Records contained in a dataset:
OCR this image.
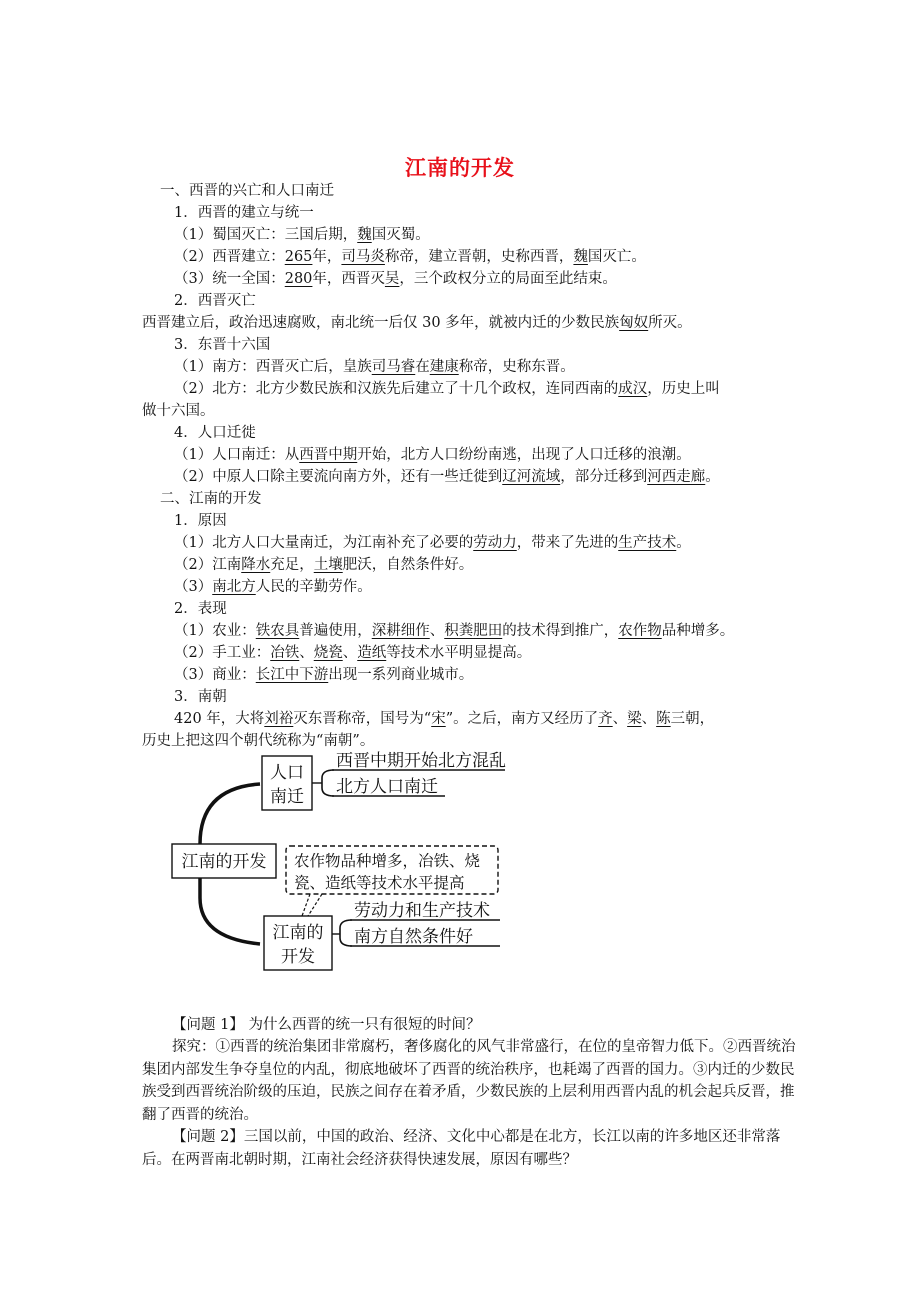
江南的开发
一、西晋的兴亡和人口南迁
1．西晋的建立与统一
（1）蜀国灭亡：三国后期，魏国灭蜀。
（2）西晋建立：265年，司马炎称帝，建立晋朝，史称西晋，魏国灭亡。
（3）统一全国：280年，西晋灭吴，三个政权分立的局面至此结束。
2．西晋灭亡
西晋建立后，政治迅速腐败，南北统一后仅 30 多年，就被内迁的少数民族匈奴所灭。
3．东晋十六国
（1）南方：西晋灭亡后，皇族司马睿在建康称帝，史称东晋。
（2）北方：北方少数民族和汉族先后建立了十几个政权，连同西南的成汉，历史上叫
做十六国。
4．人口迁徙
（1）人口南迁：从西晋中期开始，北方人口纷纷南逃，出现了人口迁移的浪潮。
（2）中原人口除主要流向南方外，还有一些迁徙到辽河流域，部分迁移到河西走廊。
二、江南的开发
1．原因
（1）北方人口大量南迁，为江南补充了必要的劳动力，带来了先进的生产技术。
（2）江南降水充足，土壤肥沃，自然条件好。
（3）南北方人民的辛勤劳作。
2．表现
（1）农业：铁农具普遍使用，深耕细作、积粪肥田的技术得到推广，农作物品种增多。
（2）手工业：冶铁、烧瓷、造纸等技术水平明显提高。
（3）商业：长江中下游出现一系列商业城市。
3．南朝
420 年，大将刘裕灭东晋称帝，国号为“宋”。之后，南方又经历了齐、梁、陈三朝，
历史上把这四个朝代统称为“南朝”。
江南的开发
人口
南迁
西晋中期开始北方混乱
北方人口南迁
农作物品种增多，冶铁、烧
瓷、造纸等技术水平提高
江南的
开发
劳动力和生产技术
南方自然条件好
【问题 1】 为什么西晋的统一只有很短的时间？
探究：①西晋的统治集团非常腐朽，奢侈腐化的风气非常盛行，在位的皇帝智力低下。②西晋统治集团内部发生争夺皇位的内乱，彻底地破坏了西晋的统治秩序，也耗竭了西晋的国力。③内迁的少数民族受到西晋统治阶级的压迫，民族之间存在着矛盾，少数民族的上层利用西晋内乱的机会起兵反晋，推翻了西晋的统治。
【问题 2】三国以前，中国的政治、经济、文化中心都是在北方，长江以南的许多地区还非常落后。在两晋南北朝时期，江南社会经济获得快速发展，原因有哪些？
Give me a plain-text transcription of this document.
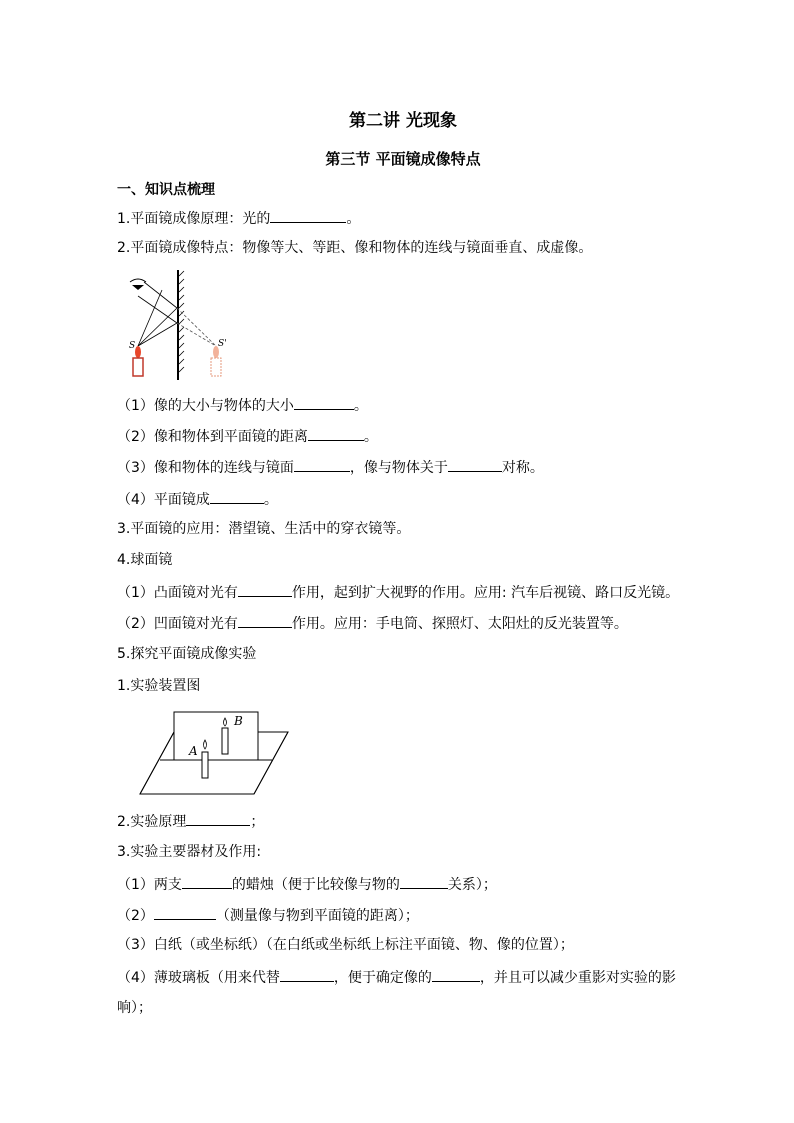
第二讲 光现象
第三节 平面镜成像特点
一、知识点梳理
1.平面镜成像原理：光的	。
2.平面镜成像特点：物像等大、等距、像和物体的连线与镜面垂直、成虚像。
S	S'
（1）像的大小与物体的大小	。
（2）像和物体到平面镜的距离	。
（3）像和物体的连线与镜面	，像与物体关于	对称。
（4）平面镜成	。
3.平面镜的应用：潜望镜、生活中的穿衣镜等。
4.球面镜
（1）凸面镜对光有	作用，起到扩大视野的作用。应用: 汽车后视镜、路口反光镜。
（2）凹面镜对光有	作用。应用：手电筒、探照灯、太阳灶的反光装置等。
5.探究平面镜成像实验
1.实验装置图
A
B
2.实验原理	；
3.实验主要器材及作用:
（1）两支	的蜡烛（便于比较像与物的	关系）；
（2）	（测量像与物到平面镜的距离）；
（3）白纸（或坐标纸）（在白纸或坐标纸上标注平面镜、物、像的位置）；
（4）薄玻璃板（用来代替	，便于确定像的	，并且可以减少重影对实验的影
响）；
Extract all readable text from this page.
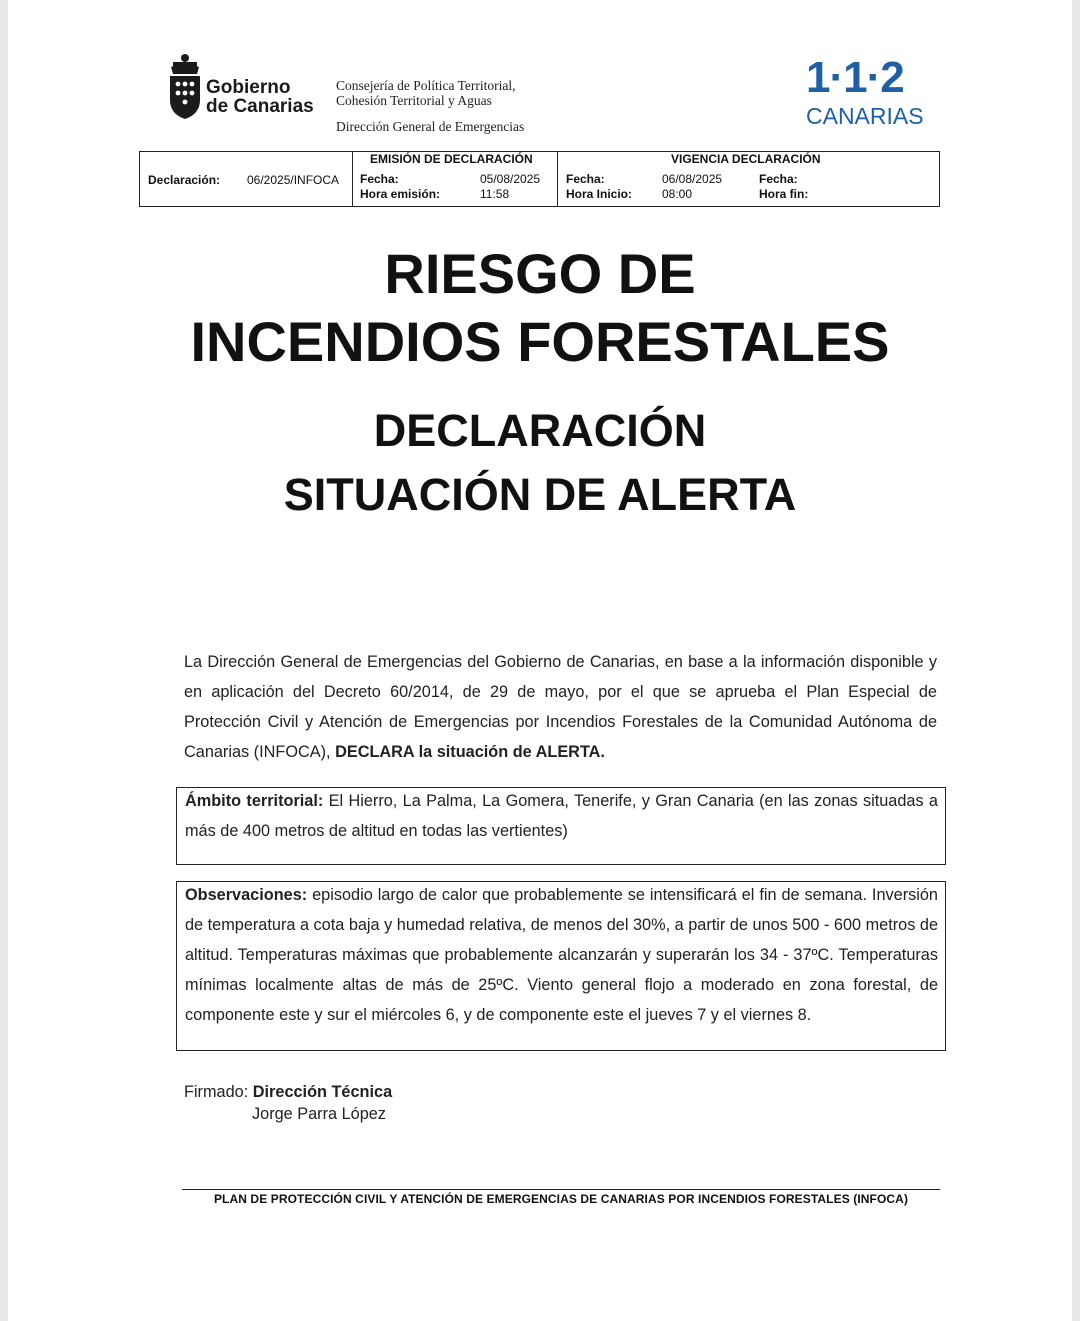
Gobierno
de Canarias
Consejería de Política Territorial,
Cohesión Territorial y Aguas
Dirección General de Emergencias
1·1·2
CANARIAS
Declaración: 06/2025/INFOCA
EMISIÓN DE DECLARACIÓN
Fecha:	05/08/2025
Hora emisión:	11:58
VIGENCIA DECLARACIÓN
Fecha:	06/08/2025
Hora Inicio: 08:00
Fecha:
Hora fin:
RIESGO DE
INCENDIOS FORESTALES
DECLARACIÓN
SITUACIÓN DE ALERTA
La Dirección General de Emergencias del Gobierno de Canarias, en base a la información disponible y en aplicación del Decreto 60/2014, de 29 de mayo, por el que se aprueba el Plan Especial de Protección Civil y Atención de Emergencias por Incendios Forestales de la Comunidad Autónoma de Canarias (INFOCA), DECLARA la situación de ALERTA.
Ámbito territorial: El Hierro, La Palma, La Gomera, Tenerife, y Gran Canaria (en las zonas situadas a más de 400 metros de altitud en todas las vertientes)
Observaciones: episodio largo de calor que probablemente se intensificará el fin de semana. Inversión de temperatura a cota baja y humedad relativa, de menos del 30%, a partir de unos 500 - 600 metros de altitud. Temperaturas máximas que probablemente alcanzarán y superarán los 34 - 37ºC. Temperaturas mínimas localmente altas de más de 25ºC. Viento general flojo a moderado en zona forestal, de componente este y sur el miércoles 6, y de componente este el jueves 7 y el viernes 8.
Firmado: Dirección Técnica
Jorge Parra López
PLAN DE PROTECCIÓN CIVIL Y ATENCIÓN DE EMERGENCIAS DE CANARIAS POR INCENDIOS FORESTALES (INFOCA)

» Instruction
Quote all of the entries word for word, omitting any pictures.

» Result below
OCR this image.
江南的开发
一、西晋的兴亡和人口南迁
1．西晋的建立与统一
（1）蜀国灭亡：三国后期，魏国灭蜀。
（2）西晋建立：265年，司马炎称帝，建立晋朝，史称西晋，魏国灭亡。
（3）统一全国：280年，西晋灭吴，三个政权分立的局面至此结束。
2．西晋灭亡
西晋建立后，政治迅速腐败，南北统一后仅 30 多年，就被内迁的少数民族匈奴所灭。
3．东晋十六国
（1）南方：西晋灭亡后，皇族司马睿在建康称帝，史称东晋。
（2）北方：北方少数民族和汉族先后建立了十几个政权，连同西南的成汉，历史上叫
做十六国。
4．人口迁徙
（1）人口南迁：从西晋中期开始，北方人口纷纷南逃，出现了人口迁移的浪潮。
（2）中原人口除主要流向南方外，还有一些迁徙到辽河流域，部分迁移到河西走廊。
二、江南的开发
1．原因
（1）北方人口大量南迁，为江南补充了必要的劳动力，带来了先进的生产技术。
（2）江南降水充足，土壤肥沃，自然条件好。
（3）南北方人民的辛勤劳作。
2．表现
（1）农业：铁农具普遍使用，深耕细作、积粪肥田的技术得到推广，农作物品种增多。
（2）手工业：冶铁、烧瓷、造纸等技术水平明显提高。
（3）商业：长江中下游出现一系列商业城市。
3．南朝
420 年，大将刘裕灭东晋称帝，国号为“宋”。之后，南方又经历了齐、梁、陈三朝，
历史上把这四个朝代统称为“南朝”。
江南的开发
人口
南迁
西晋中期开始北方混乱
北方人口南迁
农作物品种增多，冶铁、烧
瓷、造纸等技术水平提高
江南的
开发
劳动力和生产技术
南方自然条件好
【问题 1】 为什么西晋的统一只有很短的时间？
探究：①西晋的统治集团非常腐朽，奢侈腐化的风气非常盛行，在位的皇帝智力低下。②西晋统治集团内部发生争夺皇位的内乱，彻底地破坏了西晋的统治秩序，也耗竭了西晋的国力。③内迁的少数民族受到西晋统治阶级的压迫，民族之间存在着矛盾，少数民族的上层利用西晋内乱的机会起兵反晋，推翻了西晋的统治。
【问题 2】三国以前，中国的政治、经济、文化中心都是在北方，长江以南的许多地区还非常落后。在两晋南北朝时期，江南社会经济获得快速发展，原因有哪些？
Give me a plain-text transcription of this document.
第二讲 光现象
第三节 平面镜成像特点
一、知识点梳理
1.平面镜成像原理：光的	。
2.平面镜成像特点：物像等大、等距、像和物体的连线与镜面垂直、成虚像。
S	S'
（1）像的大小与物体的大小	。
（2）像和物体到平面镜的距离	。
（3）像和物体的连线与镜面	，像与物体关于	对称。
（4）平面镜成	。
3.平面镜的应用：潜望镜、生活中的穿衣镜等。
4.球面镜
（1）凸面镜对光有	作用，起到扩大视野的作用。应用: 汽车后视镜、路口反光镜。
（2）凹面镜对光有	作用。应用：手电筒、探照灯、太阳灶的反光装置等。
5.探究平面镜成像实验
1.实验装置图
A
B
2.实验原理	；
3.实验主要器材及作用:
（1）两支	的蜡烛（便于比较像与物的	关系）；
（2）	（测量像与物到平面镜的距离）；
（3）白纸（或坐标纸）（在白纸或坐标纸上标注平面镜、物、像的位置）；
（4）薄玻璃板（用来代替	，便于确定像的	，并且可以减少重影对实验的影
响）；
Extract all readable text from this page.
Gobierno
de Canarias
Consejería de Política Territorial,
Cohesión Territorial y Aguas
Dirección General de Emergencias
1·1·2
CANARIAS
Declaración: 06/2025/INFOCA
EMISIÓN DE DECLARACIÓN
Fecha:	05/08/2025
Hora emisión:	11:58
VIGENCIA DECLARACIÓN
Fecha:	06/08/2025
Hora Inicio: 08:00
Fecha:
Hora fin:
RIESGO DE
INCENDIOS FORESTALES
DECLARACIÓN
SITUACIÓN DE ALERTA
La Dirección General de Emergencias del Gobierno de Canarias, en base a la información disponible y en aplicación del Decreto 60/2014, de 29 de mayo, por el que se aprueba el Plan Especial de Protección Civil y Atención de Emergencias por Incendios Forestales de la Comunidad Autónoma de Canarias (INFOCA), DECLARA la situación de ALERTA.
Ámbito territorial: El Hierro, La Palma, La Gomera, Tenerife, y Gran Canaria (en las zonas situadas a más de 400 metros de altitud en todas las vertientes)
Observaciones: episodio largo de calor que probablemente se intensificará el fin de semana. Inversión de temperatura a cota baja y humedad relativa, de menos del 30%, a partir de unos 500 - 600 metros de altitud. Temperaturas máximas que probablemente alcanzarán y superarán los 34 - 37ºC. Temperaturas mínimas localmente altas de más de 25ºC. Viento general flojo a moderado en zona forestal, de componente este y sur el miércoles 6, y de componente este el jueves 7 y el viernes 8.
Firmado: Dirección Técnica
Jorge Parra López
PLAN DE PROTECCIÓN CIVIL Y ATENCIÓN DE EMERGENCIAS DE CANARIAS POR INCENDIOS FORESTALES (INFOCA)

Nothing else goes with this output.